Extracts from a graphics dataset
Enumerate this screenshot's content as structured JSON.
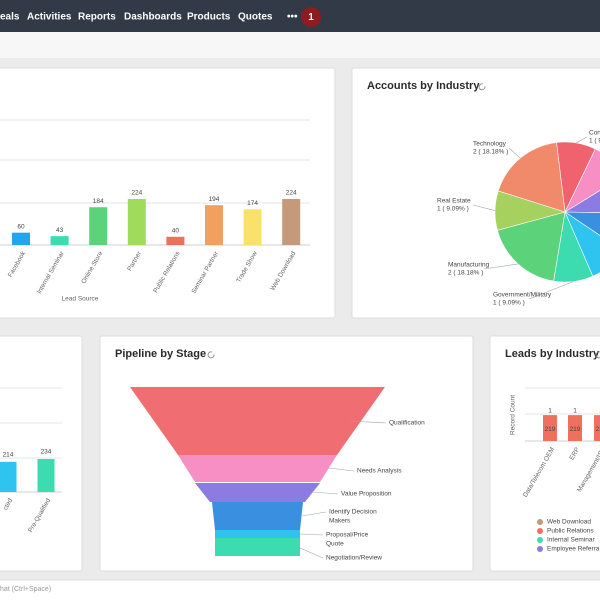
{
  "nav": {
    "items": [
      "eals",
      "Activities",
      "Reports",
      "Dashboards",
      "Products",
      "Quotes",
      "•••"
    ],
    "badge": "1"
  },
  "lead_source_chart": {
    "x_axis_title": "Lead Source",
    "categories": [
      "Facebook",
      "Internal Seminar",
      "Online Store",
      "Partner",
      "Public Relations",
      "Seminar Partner",
      "Trade Show",
      "Web Download"
    ],
    "values": [
      60,
      43,
      184,
      224,
      40,
      194,
      174,
      224
    ],
    "colors": [
      "#21a6ee",
      "#3ddbb0",
      "#5cd37a",
      "#9fdc5b",
      "#f07060",
      "#f1a05e",
      "#f8e26a",
      "#c49a7a"
    ]
  },
  "accounts_by_industry": {
    "title": "Accounts by Industry",
    "slices": [
      {
        "name": "Con",
        "value": 9.09,
        "value_label": "1 ( 9.",
        "color": "#f0636e"
      },
      {
        "name": null,
        "value": 9.09,
        "value_label": null,
        "color": "#f78fc4"
      },
      {
        "name": null,
        "value": 9.09,
        "value_label": null,
        "color": "#8c7be0"
      },
      {
        "name": null,
        "value": 9.09,
        "value_label": null,
        "color": "#3a8fe0"
      },
      {
        "name": null,
        "value": 9.09,
        "value_label": null,
        "color": "#2ec4ef"
      },
      {
        "name": "Government/Military",
        "value": 9.09,
        "value_label": "1 ( 9.09% )",
        "color": "#3ddbb0"
      },
      {
        "name": "Manufacturing",
        "value": 18.18,
        "value_label": "2 ( 18.18% )",
        "color": "#5cd37a"
      },
      {
        "name": "Real Estate",
        "value": 9.09,
        "value_label": "1 ( 9.09% )",
        "color": "#a6d15e"
      },
      {
        "name": "Technology",
        "value": 18.18,
        "value_label": "2 ( 18.18% )",
        "color": "#f08a6a"
      }
    ]
  },
  "status_chart": {
    "categories": [
      "cted",
      "Pre-Qualified"
    ],
    "values": [
      214,
      234
    ],
    "colors": [
      "#2ec4ef",
      "#3ddbb0"
    ]
  },
  "pipeline_by_stage": {
    "title": "Pipeline by Stage",
    "stages": [
      {
        "label_lines": [
          "Qualification"
        ]
      },
      {
        "label_lines": [
          "Needs Analysis"
        ]
      },
      {
        "label_lines": [
          "Value Proposition"
        ]
      },
      {
        "label_lines": [
          "Identify Decision",
          "Makers"
        ]
      },
      {
        "label_lines": [
          "Proposal/Price",
          "Quote"
        ]
      },
      {
        "label_lines": [
          "Negotiation/Review"
        ]
      }
    ]
  },
  "leads_by_industry": {
    "title": "Leads by Industry",
    "y_axis_title": "Record Count",
    "categories": [
      "Data/Telecom OEM",
      "ERP",
      "Management/ISV"
    ],
    "series": [
      {
        "name": "Web Download",
        "color": "#c49a7a",
        "values": [
          1,
          1,
          1
        ]
      },
      {
        "name": "Public Relations",
        "color": "#f07060",
        "values": [
          219,
          219,
          219
        ]
      },
      {
        "name": "Internal Seminar",
        "color": "#3ddbb0",
        "values": [
          null,
          null,
          null
        ]
      },
      {
        "name": "Employee Referra",
        "color": "#8c7be0",
        "values": [
          null,
          null,
          null
        ]
      }
    ]
  },
  "chat": {
    "placeholder": "hat (Ctrl+Space)"
  }
}
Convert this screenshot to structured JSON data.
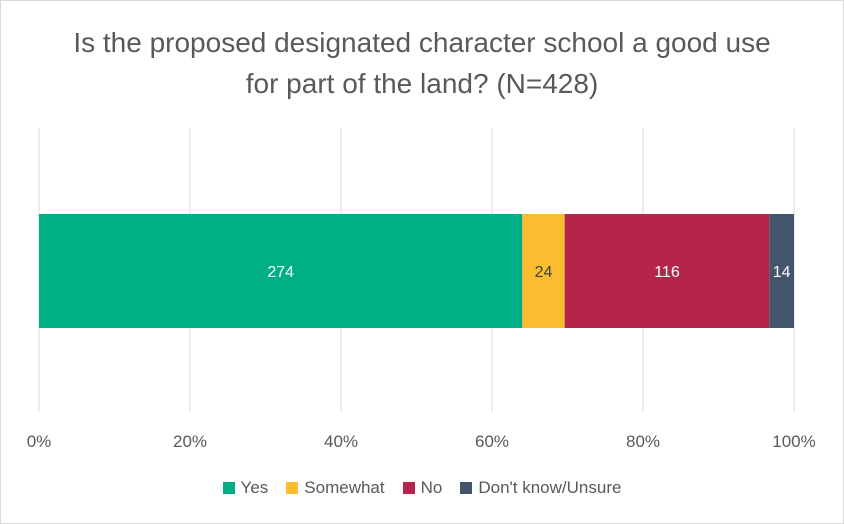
{
  "chart_data": {
    "type": "bar",
    "orientation": "horizontal",
    "stacked": "100%",
    "title": "Is the proposed designated character school a good use for part of the land? (N=428)",
    "categories": [
      ""
    ],
    "series": [
      {
        "name": "Yes",
        "values": [
          274
        ],
        "color": "#00b084"
      },
      {
        "name": "Somewhat",
        "values": [
          24
        ],
        "color": "#fbbd2f"
      },
      {
        "name": "No",
        "values": [
          116
        ],
        "color": "#b5244b"
      },
      {
        "name": "Don't know/Unsure",
        "values": [
          14
        ],
        "color": "#44546a"
      }
    ],
    "data_labels": [
      "274",
      "24",
      "116",
      "14"
    ],
    "x_ticks": [
      "0%",
      "20%",
      "40%",
      "60%",
      "80%",
      "100%"
    ],
    "xlim": [
      0,
      100
    ],
    "grid": true,
    "legend_position": "bottom",
    "label_colors": {
      "light": "#ffffff",
      "dark": "#404040"
    }
  }
}
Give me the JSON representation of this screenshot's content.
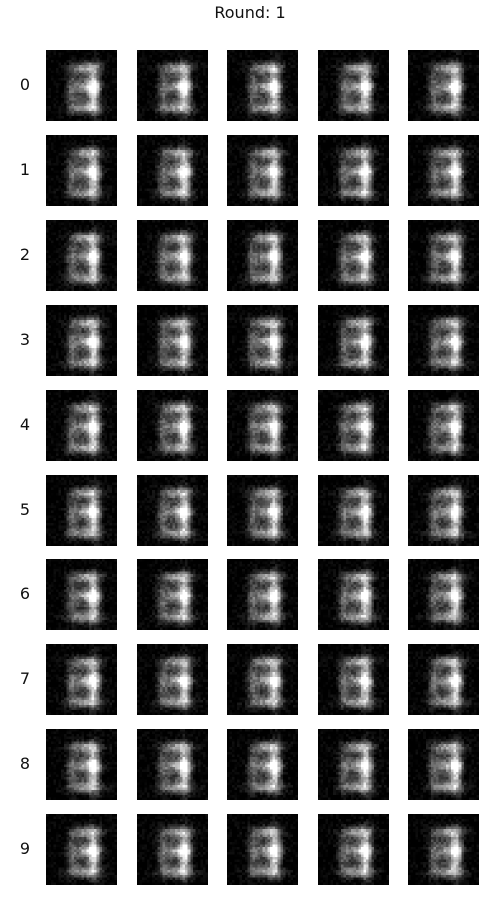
{
  "figure": {
    "title": "Round: 1",
    "row_labels": [
      "0",
      "1",
      "2",
      "3",
      "4",
      "5",
      "6",
      "7",
      "8",
      "9"
    ],
    "columns": 5,
    "image_content": "blurry grayscale digit resembling a 3/8 on black background",
    "colors": {
      "background": "#ffffff",
      "tile_background": "#050505",
      "text": "#111111"
    }
  }
}
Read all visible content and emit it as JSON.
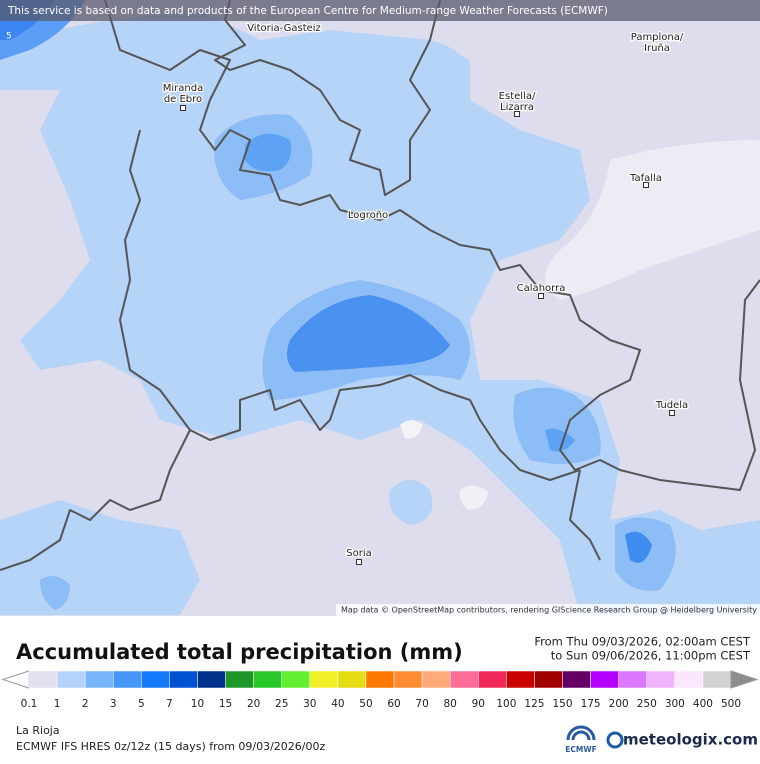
{
  "map": {
    "attribution_top": "This service is based on data and products of the European Centre for Medium-range Weather Forecasts (ECMWF)",
    "attribution_bottom": "Map data © OpenStreetMap contributors, rendering GIScience Research Group @ Heidelberg University",
    "contour_label": "5",
    "places": [
      {
        "lines": [
          "Vitoria-Gasteiz"
        ]
      },
      {
        "lines": [
          "Pamplona/",
          "Iruña"
        ]
      },
      {
        "lines": [
          "Miranda",
          "de Ebro"
        ]
      },
      {
        "lines": [
          "Estella/",
          "Lizarra"
        ]
      },
      {
        "lines": [
          "Tafalla"
        ]
      },
      {
        "lines": [
          "Logroño"
        ]
      },
      {
        "lines": [
          "Calahorra"
        ]
      },
      {
        "lines": [
          "Tudela"
        ]
      },
      {
        "lines": [
          "Soria"
        ]
      }
    ]
  },
  "legend": {
    "title": "Accumulated total precipitation (mm)",
    "from": "From Thu 09/03/2026, 02:00am CEST",
    "to": "to Sun 09/06/2026, 11:00pm CEST",
    "labels": [
      0.1,
      1,
      2,
      3,
      5,
      7,
      10,
      15,
      20,
      25,
      30,
      40,
      50,
      60,
      70,
      80,
      90,
      100,
      125,
      150,
      175,
      200,
      250,
      300,
      400,
      500
    ],
    "colors": [
      "#ffffff",
      "#e1e1f0",
      "#b4d2fa",
      "#78b4fa",
      "#4696fa",
      "#1478fa",
      "#0050d2",
      "#00328c",
      "#1e9628",
      "#28c828",
      "#64f032",
      "#f0f028",
      "#e6dc14",
      "#ff7800",
      "#ff8c32",
      "#ffaa78",
      "#ff6e96",
      "#f0285a",
      "#c80000",
      "#a00000",
      "#640064",
      "#b400ff",
      "#dc78ff",
      "#f0b4ff",
      "#fae6ff",
      "#d2d2d2",
      "#8c8c8c"
    ]
  },
  "footer": {
    "region": "La Rioja",
    "model": "ECMWF IFS HRES 0z/12z (15 days) from  09/03/2026/00z",
    "ecmwf_logo": "ECMWF",
    "brand": "meteologix.com"
  }
}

WHAT IS BEING ASKED: Omit each picture, then return all of the listing exactly as it stands.

SOLUTION BELOW:
Enumerate this screenshot's content as structured JSON.
{
  "nav": {
    "items": [
      "eals",
      "Activities",
      "Reports",
      "Dashboards",
      "Products",
      "Quotes",
      "•••"
    ],
    "badge": "1"
  },
  "lead_source_chart": {
    "x_axis_title": "Lead Source",
    "categories": [
      "Facebook",
      "Internal Seminar",
      "Online Store",
      "Partner",
      "Public Relations",
      "Seminar Partner",
      "Trade Show",
      "Web Download"
    ],
    "values": [
      60,
      43,
      184,
      224,
      40,
      194,
      174,
      224
    ],
    "colors": [
      "#21a6ee",
      "#3ddbb0",
      "#5cd37a",
      "#9fdc5b",
      "#f07060",
      "#f1a05e",
      "#f8e26a",
      "#c49a7a"
    ]
  },
  "accounts_by_industry": {
    "title": "Accounts by Industry",
    "slices": [
      {
        "name": "Con",
        "value": 9.09,
        "value_label": "1 ( 9.",
        "color": "#f0636e"
      },
      {
        "name": null,
        "value": 9.09,
        "value_label": null,
        "color": "#f78fc4"
      },
      {
        "name": null,
        "value": 9.09,
        "value_label": null,
        "color": "#8c7be0"
      },
      {
        "name": null,
        "value": 9.09,
        "value_label": null,
        "color": "#3a8fe0"
      },
      {
        "name": null,
        "value": 9.09,
        "value_label": null,
        "color": "#2ec4ef"
      },
      {
        "name": "Government/Military",
        "value": 9.09,
        "value_label": "1 ( 9.09% )",
        "color": "#3ddbb0"
      },
      {
        "name": "Manufacturing",
        "value": 18.18,
        "value_label": "2 ( 18.18% )",
        "color": "#5cd37a"
      },
      {
        "name": "Real Estate",
        "value": 9.09,
        "value_label": "1 ( 9.09% )",
        "color": "#a6d15e"
      },
      {
        "name": "Technology",
        "value": 18.18,
        "value_label": "2 ( 18.18% )",
        "color": "#f08a6a"
      }
    ]
  },
  "status_chart": {
    "categories": [
      "cted",
      "Pre-Qualified"
    ],
    "values": [
      214,
      234
    ],
    "colors": [
      "#2ec4ef",
      "#3ddbb0"
    ]
  },
  "pipeline_by_stage": {
    "title": "Pipeline by Stage",
    "stages": [
      {
        "label_lines": [
          "Qualification"
        ]
      },
      {
        "label_lines": [
          "Needs Analysis"
        ]
      },
      {
        "label_lines": [
          "Value Proposition"
        ]
      },
      {
        "label_lines": [
          "Identify Decision",
          "Makers"
        ]
      },
      {
        "label_lines": [
          "Proposal/Price",
          "Quote"
        ]
      },
      {
        "label_lines": [
          "Negotiation/Review"
        ]
      }
    ]
  },
  "leads_by_industry": {
    "title": "Leads by Industry",
    "y_axis_title": "Record Count",
    "categories": [
      "Data/Telecom OEM",
      "ERP",
      "Management/ISV"
    ],
    "series": [
      {
        "name": "Web Download",
        "color": "#c49a7a",
        "values": [
          1,
          1,
          1
        ]
      },
      {
        "name": "Public Relations",
        "color": "#f07060",
        "values": [
          219,
          219,
          219
        ]
      },
      {
        "name": "Internal Seminar",
        "color": "#3ddbb0",
        "values": [
          null,
          null,
          null
        ]
      },
      {
        "name": "Employee Referra",
        "color": "#8c7be0",
        "values": [
          null,
          null,
          null
        ]
      }
    ]
  },
  "chat": {
    "placeholder": "hat (Ctrl+Space)"
  }
}
Convert this screenshot to structured JSON data.
{
  "chart_data": {
    "type": "bar",
    "orientation": "horizontal",
    "stacked": "100%",
    "title": "Is the proposed designated character school a good use for part of the land? (N=428)",
    "categories": [
      ""
    ],
    "series": [
      {
        "name": "Yes",
        "values": [
          274
        ],
        "color": "#00b084"
      },
      {
        "name": "Somewhat",
        "values": [
          24
        ],
        "color": "#fbbd2f"
      },
      {
        "name": "No",
        "values": [
          116
        ],
        "color": "#b5244b"
      },
      {
        "name": "Don't know/Unsure",
        "values": [
          14
        ],
        "color": "#44546a"
      }
    ],
    "data_labels": [
      "274",
      "24",
      "116",
      "14"
    ],
    "x_ticks": [
      "0%",
      "20%",
      "40%",
      "60%",
      "80%",
      "100%"
    ],
    "xlim": [
      0,
      100
    ],
    "grid": true,
    "legend_position": "bottom",
    "label_colors": {
      "light": "#ffffff",
      "dark": "#404040"
    }
  }
}
Give me the JSON representation of this screenshot's content.
{
  "figure": {
    "title": "Round: 1",
    "row_labels": [
      "0",
      "1",
      "2",
      "3",
      "4",
      "5",
      "6",
      "7",
      "8",
      "9"
    ],
    "columns": 5,
    "image_content": "blurry grayscale digit resembling a 3/8 on black background",
    "colors": {
      "background": "#ffffff",
      "tile_background": "#050505",
      "text": "#111111"
    }
  }
}
Read all visible content and emit it as JSON.
{
  "map": {
    "attribution_top": "This service is based on data and products of the European Centre for Medium-range Weather Forecasts (ECMWF)",
    "attribution_bottom": "Map data © OpenStreetMap contributors, rendering GIScience Research Group @ Heidelberg University",
    "contour_label": "5",
    "places": [
      {
        "lines": [
          "Vitoria-Gasteiz"
        ]
      },
      {
        "lines": [
          "Pamplona/",
          "Iruña"
        ]
      },
      {
        "lines": [
          "Miranda",
          "de Ebro"
        ]
      },
      {
        "lines": [
          "Estella/",
          "Lizarra"
        ]
      },
      {
        "lines": [
          "Tafalla"
        ]
      },
      {
        "lines": [
          "Logroño"
        ]
      },
      {
        "lines": [
          "Calahorra"
        ]
      },
      {
        "lines": [
          "Tudela"
        ]
      },
      {
        "lines": [
          "Soria"
        ]
      }
    ]
  },
  "legend": {
    "title": "Accumulated total precipitation (mm)",
    "from": "From Thu 09/03/2026, 02:00am CEST",
    "to": "to Sun 09/06/2026, 11:00pm CEST",
    "labels": [
      0.1,
      1,
      2,
      3,
      5,
      7,
      10,
      15,
      20,
      25,
      30,
      40,
      50,
      60,
      70,
      80,
      90,
      100,
      125,
      150,
      175,
      200,
      250,
      300,
      400,
      500
    ],
    "colors": [
      "#ffffff",
      "#e1e1f0",
      "#b4d2fa",
      "#78b4fa",
      "#4696fa",
      "#1478fa",
      "#0050d2",
      "#00328c",
      "#1e9628",
      "#28c828",
      "#64f032",
      "#f0f028",
      "#e6dc14",
      "#ff7800",
      "#ff8c32",
      "#ffaa78",
      "#ff6e96",
      "#f0285a",
      "#c80000",
      "#a00000",
      "#640064",
      "#b400ff",
      "#dc78ff",
      "#f0b4ff",
      "#fae6ff",
      "#d2d2d2",
      "#8c8c8c"
    ]
  },
  "footer": {
    "region": "La Rioja",
    "model": "ECMWF IFS HRES 0z/12z (15 days) from  09/03/2026/00z",
    "ecmwf_logo": "ECMWF",
    "brand": "meteologix.com"
  }
}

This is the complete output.